Start Supplied material

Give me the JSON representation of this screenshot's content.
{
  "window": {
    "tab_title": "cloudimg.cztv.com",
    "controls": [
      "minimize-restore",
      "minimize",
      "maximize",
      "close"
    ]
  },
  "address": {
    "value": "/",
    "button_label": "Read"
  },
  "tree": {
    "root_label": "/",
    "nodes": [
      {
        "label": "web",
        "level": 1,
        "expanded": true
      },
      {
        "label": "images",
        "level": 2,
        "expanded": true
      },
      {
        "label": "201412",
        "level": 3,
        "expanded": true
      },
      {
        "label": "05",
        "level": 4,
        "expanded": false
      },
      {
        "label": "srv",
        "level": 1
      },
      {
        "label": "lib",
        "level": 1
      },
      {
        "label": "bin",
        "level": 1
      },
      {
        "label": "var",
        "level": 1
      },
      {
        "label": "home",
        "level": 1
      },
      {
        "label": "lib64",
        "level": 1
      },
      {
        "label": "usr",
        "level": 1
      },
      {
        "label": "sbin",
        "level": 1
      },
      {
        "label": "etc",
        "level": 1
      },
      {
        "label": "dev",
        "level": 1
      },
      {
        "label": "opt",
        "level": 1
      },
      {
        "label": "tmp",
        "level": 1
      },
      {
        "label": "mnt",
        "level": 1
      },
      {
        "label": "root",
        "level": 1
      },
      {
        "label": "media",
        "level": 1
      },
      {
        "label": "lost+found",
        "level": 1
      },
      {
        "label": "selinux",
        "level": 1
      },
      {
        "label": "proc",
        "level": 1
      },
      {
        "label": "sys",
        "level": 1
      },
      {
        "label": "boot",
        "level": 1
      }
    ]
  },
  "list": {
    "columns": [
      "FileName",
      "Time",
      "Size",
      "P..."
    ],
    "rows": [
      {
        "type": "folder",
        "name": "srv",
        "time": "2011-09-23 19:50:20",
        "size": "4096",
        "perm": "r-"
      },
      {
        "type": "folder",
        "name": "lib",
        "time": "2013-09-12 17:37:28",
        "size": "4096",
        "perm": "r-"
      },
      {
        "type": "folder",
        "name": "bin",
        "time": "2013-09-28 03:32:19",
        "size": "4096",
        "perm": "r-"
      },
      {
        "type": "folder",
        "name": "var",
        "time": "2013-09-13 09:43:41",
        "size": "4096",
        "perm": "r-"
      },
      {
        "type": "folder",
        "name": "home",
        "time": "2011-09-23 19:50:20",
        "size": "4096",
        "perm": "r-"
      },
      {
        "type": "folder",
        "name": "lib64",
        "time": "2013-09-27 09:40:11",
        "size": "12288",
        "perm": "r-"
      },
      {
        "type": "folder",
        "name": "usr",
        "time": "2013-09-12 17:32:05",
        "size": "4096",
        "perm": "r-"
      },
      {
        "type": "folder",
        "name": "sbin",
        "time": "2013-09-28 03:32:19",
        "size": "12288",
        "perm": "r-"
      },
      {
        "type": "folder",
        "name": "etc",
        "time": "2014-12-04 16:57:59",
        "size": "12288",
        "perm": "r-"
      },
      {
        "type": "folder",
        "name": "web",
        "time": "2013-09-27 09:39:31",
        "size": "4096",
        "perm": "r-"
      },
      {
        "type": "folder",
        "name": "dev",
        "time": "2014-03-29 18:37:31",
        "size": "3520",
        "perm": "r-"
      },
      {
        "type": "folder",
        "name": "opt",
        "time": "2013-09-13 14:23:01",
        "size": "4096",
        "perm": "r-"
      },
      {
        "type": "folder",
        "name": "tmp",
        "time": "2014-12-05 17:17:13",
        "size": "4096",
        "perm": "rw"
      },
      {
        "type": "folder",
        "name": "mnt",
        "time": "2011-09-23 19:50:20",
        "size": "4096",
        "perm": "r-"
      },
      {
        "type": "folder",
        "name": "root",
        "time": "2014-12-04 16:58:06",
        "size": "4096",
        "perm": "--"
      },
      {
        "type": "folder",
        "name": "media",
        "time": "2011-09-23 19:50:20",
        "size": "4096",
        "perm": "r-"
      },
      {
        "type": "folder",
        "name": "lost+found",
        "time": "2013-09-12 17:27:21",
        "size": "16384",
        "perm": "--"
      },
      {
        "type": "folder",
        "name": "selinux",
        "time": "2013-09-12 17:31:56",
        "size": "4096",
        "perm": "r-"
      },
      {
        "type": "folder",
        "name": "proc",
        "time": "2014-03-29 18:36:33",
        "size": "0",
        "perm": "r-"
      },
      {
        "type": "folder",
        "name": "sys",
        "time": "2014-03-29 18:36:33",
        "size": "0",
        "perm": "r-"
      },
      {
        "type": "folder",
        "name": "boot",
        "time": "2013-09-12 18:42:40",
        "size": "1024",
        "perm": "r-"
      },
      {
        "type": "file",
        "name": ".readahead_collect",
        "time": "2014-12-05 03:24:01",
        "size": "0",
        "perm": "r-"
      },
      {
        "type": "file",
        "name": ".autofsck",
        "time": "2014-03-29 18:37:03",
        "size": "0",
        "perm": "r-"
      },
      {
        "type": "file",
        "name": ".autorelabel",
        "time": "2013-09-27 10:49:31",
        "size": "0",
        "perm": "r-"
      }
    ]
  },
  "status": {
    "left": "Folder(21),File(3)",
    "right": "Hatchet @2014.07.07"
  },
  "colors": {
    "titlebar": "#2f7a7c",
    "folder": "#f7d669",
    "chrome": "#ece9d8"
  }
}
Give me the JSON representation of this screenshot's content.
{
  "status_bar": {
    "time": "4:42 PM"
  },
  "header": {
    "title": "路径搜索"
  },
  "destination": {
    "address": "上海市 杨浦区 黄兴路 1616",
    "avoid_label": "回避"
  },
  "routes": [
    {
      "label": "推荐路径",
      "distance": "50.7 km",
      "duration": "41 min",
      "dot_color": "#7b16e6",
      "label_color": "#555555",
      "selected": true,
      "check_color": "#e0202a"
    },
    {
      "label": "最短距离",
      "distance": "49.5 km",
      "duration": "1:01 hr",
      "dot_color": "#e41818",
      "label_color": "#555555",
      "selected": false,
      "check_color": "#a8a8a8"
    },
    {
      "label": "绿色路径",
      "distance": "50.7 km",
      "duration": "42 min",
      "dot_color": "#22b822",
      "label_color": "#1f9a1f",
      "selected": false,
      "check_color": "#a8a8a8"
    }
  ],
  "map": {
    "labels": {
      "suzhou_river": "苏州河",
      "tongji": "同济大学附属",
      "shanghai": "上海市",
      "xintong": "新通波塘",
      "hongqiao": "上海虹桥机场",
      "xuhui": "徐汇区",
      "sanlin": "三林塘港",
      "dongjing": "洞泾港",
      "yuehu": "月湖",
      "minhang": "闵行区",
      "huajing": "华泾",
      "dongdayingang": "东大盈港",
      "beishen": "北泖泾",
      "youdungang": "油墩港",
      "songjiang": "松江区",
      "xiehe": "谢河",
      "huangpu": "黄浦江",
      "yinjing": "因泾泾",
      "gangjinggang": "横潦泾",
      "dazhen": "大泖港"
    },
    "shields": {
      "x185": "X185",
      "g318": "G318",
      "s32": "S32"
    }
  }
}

End Supplied material

What to produce: Take the material above and return all of it exactly.

Response below:
Give me the JSON representation of this screenshot's content.
{
  "window": {
    "tab_title": "cloudimg.cztv.com",
    "controls": [
      "minimize-restore",
      "minimize",
      "maximize",
      "close"
    ]
  },
  "address": {
    "value": "/",
    "button_label": "Read"
  },
  "tree": {
    "root_label": "/",
    "nodes": [
      {
        "label": "web",
        "level": 1,
        "expanded": true
      },
      {
        "label": "images",
        "level": 2,
        "expanded": true
      },
      {
        "label": "201412",
        "level": 3,
        "expanded": true
      },
      {
        "label": "05",
        "level": 4,
        "expanded": false
      },
      {
        "label": "srv",
        "level": 1
      },
      {
        "label": "lib",
        "level": 1
      },
      {
        "label": "bin",
        "level": 1
      },
      {
        "label": "var",
        "level": 1
      },
      {
        "label": "home",
        "level": 1
      },
      {
        "label": "lib64",
        "level": 1
      },
      {
        "label": "usr",
        "level": 1
      },
      {
        "label": "sbin",
        "level": 1
      },
      {
        "label": "etc",
        "level": 1
      },
      {
        "label": "dev",
        "level": 1
      },
      {
        "label": "opt",
        "level": 1
      },
      {
        "label": "tmp",
        "level": 1
      },
      {
        "label": "mnt",
        "level": 1
      },
      {
        "label": "root",
        "level": 1
      },
      {
        "label": "media",
        "level": 1
      },
      {
        "label": "lost+found",
        "level": 1
      },
      {
        "label": "selinux",
        "level": 1
      },
      {
        "label": "proc",
        "level": 1
      },
      {
        "label": "sys",
        "level": 1
      },
      {
        "label": "boot",
        "level": 1
      }
    ]
  },
  "list": {
    "columns": [
      "FileName",
      "Time",
      "Size",
      "P..."
    ],
    "rows": [
      {
        "type": "folder",
        "name": "srv",
        "time": "2011-09-23 19:50:20",
        "size": "4096",
        "perm": "r-"
      },
      {
        "type": "folder",
        "name": "lib",
        "time": "2013-09-12 17:37:28",
        "size": "4096",
        "perm": "r-"
      },
      {
        "type": "folder",
        "name": "bin",
        "time": "2013-09-28 03:32:19",
        "size": "4096",
        "perm": "r-"
      },
      {
        "type": "folder",
        "name": "var",
        "time": "2013-09-13 09:43:41",
        "size": "4096",
        "perm": "r-"
      },
      {
        "type": "folder",
        "name": "home",
        "time": "2011-09-23 19:50:20",
        "size": "4096",
        "perm": "r-"
      },
      {
        "type": "folder",
        "name": "lib64",
        "time": "2013-09-27 09:40:11",
        "size": "12288",
        "perm": "r-"
      },
      {
        "type": "folder",
        "name": "usr",
        "time": "2013-09-12 17:32:05",
        "size": "4096",
        "perm": "r-"
      },
      {
        "type": "folder",
        "name": "sbin",
        "time": "2013-09-28 03:32:19",
        "size": "12288",
        "perm": "r-"
      },
      {
        "type": "folder",
        "name": "etc",
        "time": "2014-12-04 16:57:59",
        "size": "12288",
        "perm": "r-"
      },
      {
        "type": "folder",
        "name": "web",
        "time": "2013-09-27 09:39:31",
        "size": "4096",
        "perm": "r-"
      },
      {
        "type": "folder",
        "name": "dev",
        "time": "2014-03-29 18:37:31",
        "size": "3520",
        "perm": "r-"
      },
      {
        "type": "folder",
        "name": "opt",
        "time": "2013-09-13 14:23:01",
        "size": "4096",
        "perm": "r-"
      },
      {
        "type": "folder",
        "name": "tmp",
        "time": "2014-12-05 17:17:13",
        "size": "4096",
        "perm": "rw"
      },
      {
        "type": "folder",
        "name": "mnt",
        "time": "2011-09-23 19:50:20",
        "size": "4096",
        "perm": "r-"
      },
      {
        "type": "folder",
        "name": "root",
        "time": "2014-12-04 16:58:06",
        "size": "4096",
        "perm": "--"
      },
      {
        "type": "folder",
        "name": "media",
        "time": "2011-09-23 19:50:20",
        "size": "4096",
        "perm": "r-"
      },
      {
        "type": "folder",
        "name": "lost+found",
        "time": "2013-09-12 17:27:21",
        "size": "16384",
        "perm": "--"
      },
      {
        "type": "folder",
        "name": "selinux",
        "time": "2013-09-12 17:31:56",
        "size": "4096",
        "perm": "r-"
      },
      {
        "type": "folder",
        "name": "proc",
        "time": "2014-03-29 18:36:33",
        "size": "0",
        "perm": "r-"
      },
      {
        "type": "folder",
        "name": "sys",
        "time": "2014-03-29 18:36:33",
        "size": "0",
        "perm": "r-"
      },
      {
        "type": "folder",
        "name": "boot",
        "time": "2013-09-12 18:42:40",
        "size": "1024",
        "perm": "r-"
      },
      {
        "type": "file",
        "name": ".readahead_collect",
        "time": "2014-12-05 03:24:01",
        "size": "0",
        "perm": "r-"
      },
      {
        "type": "file",
        "name": ".autofsck",
        "time": "2014-03-29 18:37:03",
        "size": "0",
        "perm": "r-"
      },
      {
        "type": "file",
        "name": ".autorelabel",
        "time": "2013-09-27 10:49:31",
        "size": "0",
        "perm": "r-"
      }
    ]
  },
  "status": {
    "left": "Folder(21),File(3)",
    "right": "Hatchet @2014.07.07"
  },
  "colors": {
    "titlebar": "#2f7a7c",
    "folder": "#f7d669",
    "chrome": "#ece9d8"
  }
}
Give me the JSON representation of this screenshot's content.
{
  "status_bar": {
    "time": "4:42 PM"
  },
  "header": {
    "title": "路径搜索"
  },
  "destination": {
    "address": "上海市 杨浦区 黄兴路 1616",
    "avoid_label": "回避"
  },
  "routes": [
    {
      "label": "推荐路径",
      "distance": "50.7 km",
      "duration": "41 min",
      "dot_color": "#7b16e6",
      "label_color": "#555555",
      "selected": true,
      "check_color": "#e0202a"
    },
    {
      "label": "最短距离",
      "distance": "49.5 km",
      "duration": "1:01 hr",
      "dot_color": "#e41818",
      "label_color": "#555555",
      "selected": false,
      "check_color": "#a8a8a8"
    },
    {
      "label": "绿色路径",
      "distance": "50.7 km",
      "duration": "42 min",
      "dot_color": "#22b822",
      "label_color": "#1f9a1f",
      "selected": false,
      "check_color": "#a8a8a8"
    }
  ],
  "map": {
    "labels": {
      "suzhou_river": "苏州河",
      "tongji": "同济大学附属",
      "shanghai": "上海市",
      "xintong": "新通波塘",
      "hongqiao": "上海虹桥机场",
      "xuhui": "徐汇区",
      "sanlin": "三林塘港",
      "dongjing": "洞泾港",
      "yuehu": "月湖",
      "minhang": "闵行区",
      "huajing": "华泾",
      "dongdayingang": "东大盈港",
      "beishen": "北泖泾",
      "youdungang": "油墩港",
      "songjiang": "松江区",
      "xiehe": "谢河",
      "huangpu": "黄浦江",
      "yinjing": "因泾泾",
      "gangjinggang": "横潦泾",
      "dazhen": "大泖港"
    },
    "shields": {
      "x185": "X185",
      "g318": "G318",
      "s32": "S32"
    }
  }
}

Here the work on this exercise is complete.